▸ **WHAT YOU ARE ASKED TO DO**
Tally the lines that contain the string "deberias" and give the number by itself.
====== RECORDS PROVIDED
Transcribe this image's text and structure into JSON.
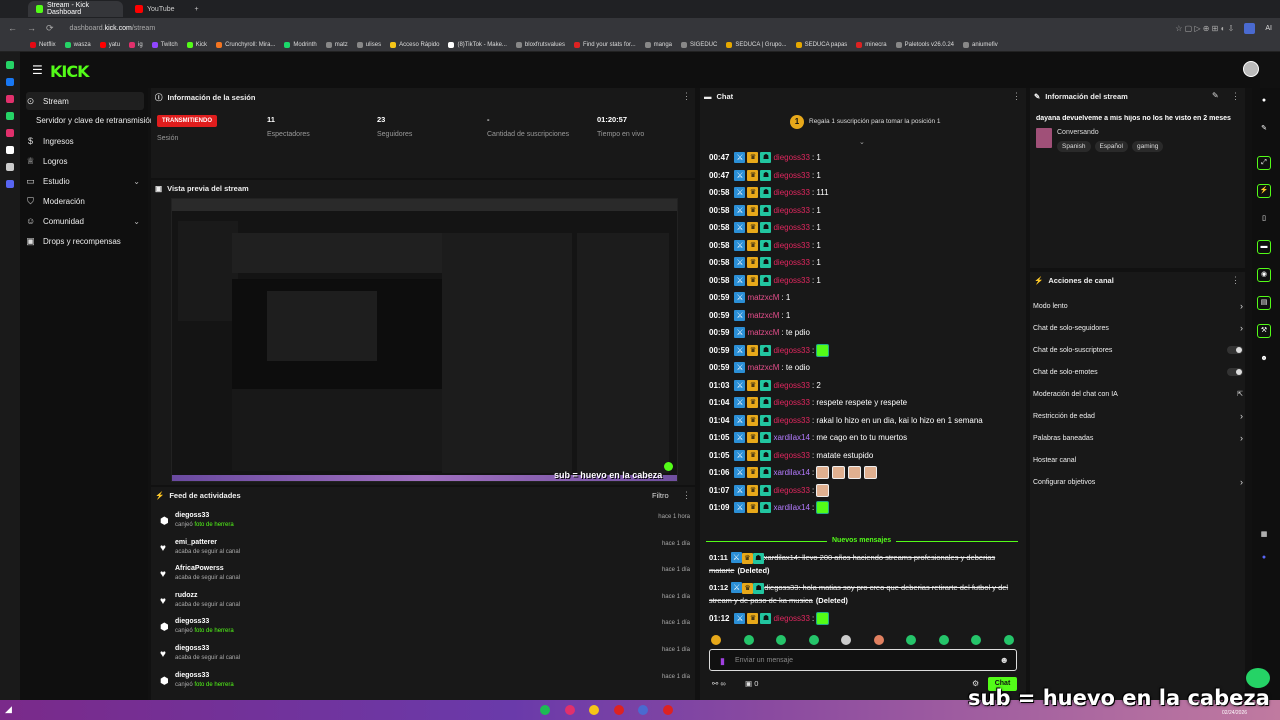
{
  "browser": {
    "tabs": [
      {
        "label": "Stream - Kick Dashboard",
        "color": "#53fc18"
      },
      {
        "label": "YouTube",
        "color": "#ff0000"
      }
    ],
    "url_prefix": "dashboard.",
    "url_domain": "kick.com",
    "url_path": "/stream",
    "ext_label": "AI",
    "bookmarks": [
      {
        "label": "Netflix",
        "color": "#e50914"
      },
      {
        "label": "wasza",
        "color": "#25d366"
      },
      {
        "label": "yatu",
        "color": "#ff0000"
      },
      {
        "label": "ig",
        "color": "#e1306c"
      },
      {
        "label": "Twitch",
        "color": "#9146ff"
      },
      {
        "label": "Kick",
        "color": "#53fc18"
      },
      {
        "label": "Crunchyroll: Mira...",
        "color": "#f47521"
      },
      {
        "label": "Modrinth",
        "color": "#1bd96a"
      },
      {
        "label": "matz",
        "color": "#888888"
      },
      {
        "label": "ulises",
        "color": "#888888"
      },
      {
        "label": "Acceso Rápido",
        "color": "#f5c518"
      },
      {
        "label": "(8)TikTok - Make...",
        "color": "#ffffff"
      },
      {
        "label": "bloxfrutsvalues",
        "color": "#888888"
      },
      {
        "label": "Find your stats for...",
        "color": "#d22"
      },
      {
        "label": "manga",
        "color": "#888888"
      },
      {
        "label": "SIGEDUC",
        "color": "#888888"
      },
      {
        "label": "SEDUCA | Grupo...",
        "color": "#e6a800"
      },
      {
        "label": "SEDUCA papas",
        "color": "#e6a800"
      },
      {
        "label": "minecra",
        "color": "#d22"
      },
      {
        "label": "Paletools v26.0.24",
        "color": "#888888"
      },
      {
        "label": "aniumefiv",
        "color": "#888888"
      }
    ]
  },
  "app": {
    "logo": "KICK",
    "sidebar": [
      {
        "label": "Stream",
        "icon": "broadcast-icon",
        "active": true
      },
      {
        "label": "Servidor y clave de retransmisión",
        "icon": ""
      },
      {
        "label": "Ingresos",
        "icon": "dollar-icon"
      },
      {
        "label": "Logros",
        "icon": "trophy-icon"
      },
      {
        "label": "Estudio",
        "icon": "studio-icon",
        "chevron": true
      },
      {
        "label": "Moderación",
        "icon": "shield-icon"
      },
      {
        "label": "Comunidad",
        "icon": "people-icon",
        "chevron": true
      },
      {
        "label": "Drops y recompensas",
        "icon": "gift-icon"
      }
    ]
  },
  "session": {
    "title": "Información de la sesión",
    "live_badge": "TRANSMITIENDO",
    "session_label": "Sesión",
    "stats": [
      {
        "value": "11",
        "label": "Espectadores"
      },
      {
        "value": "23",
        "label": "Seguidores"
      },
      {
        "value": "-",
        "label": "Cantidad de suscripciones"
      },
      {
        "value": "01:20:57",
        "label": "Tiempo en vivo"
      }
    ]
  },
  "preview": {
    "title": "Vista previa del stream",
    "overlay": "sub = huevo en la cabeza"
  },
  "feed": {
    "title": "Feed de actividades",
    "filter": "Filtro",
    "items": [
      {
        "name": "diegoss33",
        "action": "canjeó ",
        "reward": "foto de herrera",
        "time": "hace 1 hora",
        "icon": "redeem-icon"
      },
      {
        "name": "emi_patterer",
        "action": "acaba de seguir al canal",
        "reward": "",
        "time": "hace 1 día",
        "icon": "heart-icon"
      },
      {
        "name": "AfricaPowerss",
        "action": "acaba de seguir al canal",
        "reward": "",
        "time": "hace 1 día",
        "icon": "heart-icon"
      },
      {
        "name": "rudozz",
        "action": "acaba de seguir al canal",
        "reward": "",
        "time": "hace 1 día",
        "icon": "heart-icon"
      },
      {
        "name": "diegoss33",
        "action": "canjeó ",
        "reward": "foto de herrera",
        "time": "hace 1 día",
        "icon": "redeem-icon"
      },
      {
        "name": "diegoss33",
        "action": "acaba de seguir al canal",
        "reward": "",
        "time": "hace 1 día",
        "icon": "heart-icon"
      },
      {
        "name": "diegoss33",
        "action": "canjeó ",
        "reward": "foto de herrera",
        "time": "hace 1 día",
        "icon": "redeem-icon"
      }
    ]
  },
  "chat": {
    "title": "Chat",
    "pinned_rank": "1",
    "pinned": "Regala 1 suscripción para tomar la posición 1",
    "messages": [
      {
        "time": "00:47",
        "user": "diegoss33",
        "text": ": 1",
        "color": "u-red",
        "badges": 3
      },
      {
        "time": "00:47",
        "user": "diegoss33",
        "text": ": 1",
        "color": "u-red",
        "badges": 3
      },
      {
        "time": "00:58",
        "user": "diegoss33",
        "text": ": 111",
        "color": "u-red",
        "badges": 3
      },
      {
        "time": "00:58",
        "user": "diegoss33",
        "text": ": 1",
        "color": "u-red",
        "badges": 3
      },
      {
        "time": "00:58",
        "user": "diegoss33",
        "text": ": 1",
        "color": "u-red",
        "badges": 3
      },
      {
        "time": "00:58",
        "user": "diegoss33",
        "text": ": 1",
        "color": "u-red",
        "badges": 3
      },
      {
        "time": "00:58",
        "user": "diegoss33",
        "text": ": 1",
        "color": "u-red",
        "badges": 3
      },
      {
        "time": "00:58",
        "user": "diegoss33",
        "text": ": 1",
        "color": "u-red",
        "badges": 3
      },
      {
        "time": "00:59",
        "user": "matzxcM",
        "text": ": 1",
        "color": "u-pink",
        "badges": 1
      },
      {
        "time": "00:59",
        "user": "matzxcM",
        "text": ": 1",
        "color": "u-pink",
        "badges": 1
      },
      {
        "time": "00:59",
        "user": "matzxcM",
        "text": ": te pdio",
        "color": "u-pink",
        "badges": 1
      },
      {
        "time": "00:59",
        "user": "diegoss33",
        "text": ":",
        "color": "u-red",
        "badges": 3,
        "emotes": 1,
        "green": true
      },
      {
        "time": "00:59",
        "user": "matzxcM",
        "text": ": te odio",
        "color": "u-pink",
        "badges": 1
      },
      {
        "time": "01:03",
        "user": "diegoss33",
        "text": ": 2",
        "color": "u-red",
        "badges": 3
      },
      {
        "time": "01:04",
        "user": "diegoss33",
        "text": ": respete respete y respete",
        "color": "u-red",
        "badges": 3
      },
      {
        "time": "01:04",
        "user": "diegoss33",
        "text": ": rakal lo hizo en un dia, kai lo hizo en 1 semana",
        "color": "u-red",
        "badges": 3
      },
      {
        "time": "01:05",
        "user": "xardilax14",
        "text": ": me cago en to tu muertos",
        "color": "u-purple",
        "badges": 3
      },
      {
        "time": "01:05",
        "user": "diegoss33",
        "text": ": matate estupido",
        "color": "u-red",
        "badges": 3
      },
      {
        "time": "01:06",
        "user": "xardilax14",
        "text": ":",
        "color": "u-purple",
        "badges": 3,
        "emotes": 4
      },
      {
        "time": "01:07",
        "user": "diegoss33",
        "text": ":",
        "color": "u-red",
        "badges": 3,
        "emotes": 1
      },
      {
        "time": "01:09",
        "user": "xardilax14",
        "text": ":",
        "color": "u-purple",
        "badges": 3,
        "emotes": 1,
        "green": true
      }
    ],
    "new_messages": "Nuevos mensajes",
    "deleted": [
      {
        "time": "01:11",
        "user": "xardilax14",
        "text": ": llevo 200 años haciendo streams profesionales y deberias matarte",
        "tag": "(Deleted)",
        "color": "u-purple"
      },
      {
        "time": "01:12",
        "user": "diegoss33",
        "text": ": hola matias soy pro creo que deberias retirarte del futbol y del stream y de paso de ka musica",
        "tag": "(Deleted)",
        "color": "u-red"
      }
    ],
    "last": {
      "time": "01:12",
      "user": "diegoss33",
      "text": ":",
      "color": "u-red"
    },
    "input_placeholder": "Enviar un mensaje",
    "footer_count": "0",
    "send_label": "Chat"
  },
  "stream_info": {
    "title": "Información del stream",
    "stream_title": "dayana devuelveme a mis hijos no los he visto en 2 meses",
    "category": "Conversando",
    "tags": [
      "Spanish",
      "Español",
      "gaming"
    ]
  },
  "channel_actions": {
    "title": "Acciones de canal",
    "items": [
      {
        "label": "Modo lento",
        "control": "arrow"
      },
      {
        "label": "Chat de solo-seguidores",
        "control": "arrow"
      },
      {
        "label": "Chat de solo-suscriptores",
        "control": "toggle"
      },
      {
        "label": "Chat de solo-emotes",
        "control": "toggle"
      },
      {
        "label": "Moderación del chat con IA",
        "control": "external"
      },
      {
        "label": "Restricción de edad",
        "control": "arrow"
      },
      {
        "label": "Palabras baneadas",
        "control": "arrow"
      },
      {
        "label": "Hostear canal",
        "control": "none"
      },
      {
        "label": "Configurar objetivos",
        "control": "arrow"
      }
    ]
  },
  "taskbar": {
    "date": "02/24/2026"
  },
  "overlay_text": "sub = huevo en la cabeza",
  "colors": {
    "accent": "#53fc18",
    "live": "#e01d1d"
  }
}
============
▸ **FINAL RESULT**
2